## [WRITTEN PROBLEM]
Reproduce the material exactly, omitting nothing.

## [Stored data]
##########
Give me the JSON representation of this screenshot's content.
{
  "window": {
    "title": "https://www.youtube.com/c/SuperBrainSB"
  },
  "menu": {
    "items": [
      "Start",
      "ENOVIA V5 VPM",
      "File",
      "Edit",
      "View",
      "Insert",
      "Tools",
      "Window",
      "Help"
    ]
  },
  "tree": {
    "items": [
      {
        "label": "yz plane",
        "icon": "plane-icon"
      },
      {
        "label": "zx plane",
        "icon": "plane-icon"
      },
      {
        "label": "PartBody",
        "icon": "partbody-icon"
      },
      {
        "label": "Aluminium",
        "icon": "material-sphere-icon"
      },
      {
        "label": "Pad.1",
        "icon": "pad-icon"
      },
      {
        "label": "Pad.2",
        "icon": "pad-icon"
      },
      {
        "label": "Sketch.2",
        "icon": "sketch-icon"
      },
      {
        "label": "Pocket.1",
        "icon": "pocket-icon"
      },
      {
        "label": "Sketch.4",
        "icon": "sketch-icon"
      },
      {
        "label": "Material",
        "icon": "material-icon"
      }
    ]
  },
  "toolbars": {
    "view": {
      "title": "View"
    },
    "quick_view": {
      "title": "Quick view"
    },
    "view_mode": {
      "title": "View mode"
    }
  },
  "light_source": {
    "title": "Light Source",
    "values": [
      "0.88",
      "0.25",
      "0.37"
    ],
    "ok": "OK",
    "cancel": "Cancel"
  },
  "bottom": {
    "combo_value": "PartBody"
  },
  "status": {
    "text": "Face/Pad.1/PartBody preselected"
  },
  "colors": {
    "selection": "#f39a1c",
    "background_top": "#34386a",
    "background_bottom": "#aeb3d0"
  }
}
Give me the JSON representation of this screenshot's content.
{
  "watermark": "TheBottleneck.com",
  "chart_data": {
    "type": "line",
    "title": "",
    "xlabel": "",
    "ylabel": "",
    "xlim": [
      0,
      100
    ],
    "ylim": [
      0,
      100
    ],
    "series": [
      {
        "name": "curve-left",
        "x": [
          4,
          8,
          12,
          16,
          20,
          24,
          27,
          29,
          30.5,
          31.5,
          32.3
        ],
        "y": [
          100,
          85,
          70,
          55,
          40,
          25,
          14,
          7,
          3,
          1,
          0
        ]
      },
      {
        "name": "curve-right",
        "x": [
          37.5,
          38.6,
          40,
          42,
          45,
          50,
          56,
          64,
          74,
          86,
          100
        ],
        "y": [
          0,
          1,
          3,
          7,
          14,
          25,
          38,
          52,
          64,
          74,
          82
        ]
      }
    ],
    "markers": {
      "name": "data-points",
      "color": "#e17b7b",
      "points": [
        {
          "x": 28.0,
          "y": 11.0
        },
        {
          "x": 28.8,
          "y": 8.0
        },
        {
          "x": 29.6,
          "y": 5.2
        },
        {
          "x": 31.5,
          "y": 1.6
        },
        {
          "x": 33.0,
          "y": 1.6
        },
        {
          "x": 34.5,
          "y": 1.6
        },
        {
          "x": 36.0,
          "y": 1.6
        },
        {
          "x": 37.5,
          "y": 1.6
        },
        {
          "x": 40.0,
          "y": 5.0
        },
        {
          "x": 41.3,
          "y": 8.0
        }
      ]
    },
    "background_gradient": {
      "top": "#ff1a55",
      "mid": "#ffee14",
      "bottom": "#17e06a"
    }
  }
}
##########
## [THE RESULT]
Give me the JSON representation of this screenshot's content.
{
  "window": {
    "title": "https://www.youtube.com/c/SuperBrainSB"
  },
  "menu": {
    "items": [
      "Start",
      "ENOVIA V5 VPM",
      "File",
      "Edit",
      "View",
      "Insert",
      "Tools",
      "Window",
      "Help"
    ]
  },
  "tree": {
    "items": [
      {
        "label": "yz plane",
        "icon": "plane-icon"
      },
      {
        "label": "zx plane",
        "icon": "plane-icon"
      },
      {
        "label": "PartBody",
        "icon": "partbody-icon"
      },
      {
        "label": "Aluminium",
        "icon": "material-sphere-icon"
      },
      {
        "label": "Pad.1",
        "icon": "pad-icon"
      },
      {
        "label": "Pad.2",
        "icon": "pad-icon"
      },
      {
        "label": "Sketch.2",
        "icon": "sketch-icon"
      },
      {
        "label": "Pocket.1",
        "icon": "pocket-icon"
      },
      {
        "label": "Sketch.4",
        "icon": "sketch-icon"
      },
      {
        "label": "Material",
        "icon": "material-icon"
      }
    ]
  },
  "toolbars": {
    "view": {
      "title": "View"
    },
    "quick_view": {
      "title": "Quick view"
    },
    "view_mode": {
      "title": "View mode"
    }
  },
  "light_source": {
    "title": "Light Source",
    "values": [
      "0.88",
      "0.25",
      "0.37"
    ],
    "ok": "OK",
    "cancel": "Cancel"
  },
  "bottom": {
    "combo_value": "PartBody"
  },
  "status": {
    "text": "Face/Pad.1/PartBody preselected"
  },
  "colors": {
    "selection": "#f39a1c",
    "background_top": "#34386a",
    "background_bottom": "#aeb3d0"
  }
}
Give me the JSON representation of this screenshot's content.
{
  "watermark": "TheBottleneck.com",
  "chart_data": {
    "type": "line",
    "title": "",
    "xlabel": "",
    "ylabel": "",
    "xlim": [
      0,
      100
    ],
    "ylim": [
      0,
      100
    ],
    "series": [
      {
        "name": "curve-left",
        "x": [
          4,
          8,
          12,
          16,
          20,
          24,
          27,
          29,
          30.5,
          31.5,
          32.3
        ],
        "y": [
          100,
          85,
          70,
          55,
          40,
          25,
          14,
          7,
          3,
          1,
          0
        ]
      },
      {
        "name": "curve-right",
        "x": [
          37.5,
          38.6,
          40,
          42,
          45,
          50,
          56,
          64,
          74,
          86,
          100
        ],
        "y": [
          0,
          1,
          3,
          7,
          14,
          25,
          38,
          52,
          64,
          74,
          82
        ]
      }
    ],
    "markers": {
      "name": "data-points",
      "color": "#e17b7b",
      "points": [
        {
          "x": 28.0,
          "y": 11.0
        },
        {
          "x": 28.8,
          "y": 8.0
        },
        {
          "x": 29.6,
          "y": 5.2
        },
        {
          "x": 31.5,
          "y": 1.6
        },
        {
          "x": 33.0,
          "y": 1.6
        },
        {
          "x": 34.5,
          "y": 1.6
        },
        {
          "x": 36.0,
          "y": 1.6
        },
        {
          "x": 37.5,
          "y": 1.6
        },
        {
          "x": 40.0,
          "y": 5.0
        },
        {
          "x": 41.3,
          "y": 8.0
        }
      ]
    },
    "background_gradient": {
      "top": "#ff1a55",
      "mid": "#ffee14",
      "bottom": "#17e06a"
    }
  }
}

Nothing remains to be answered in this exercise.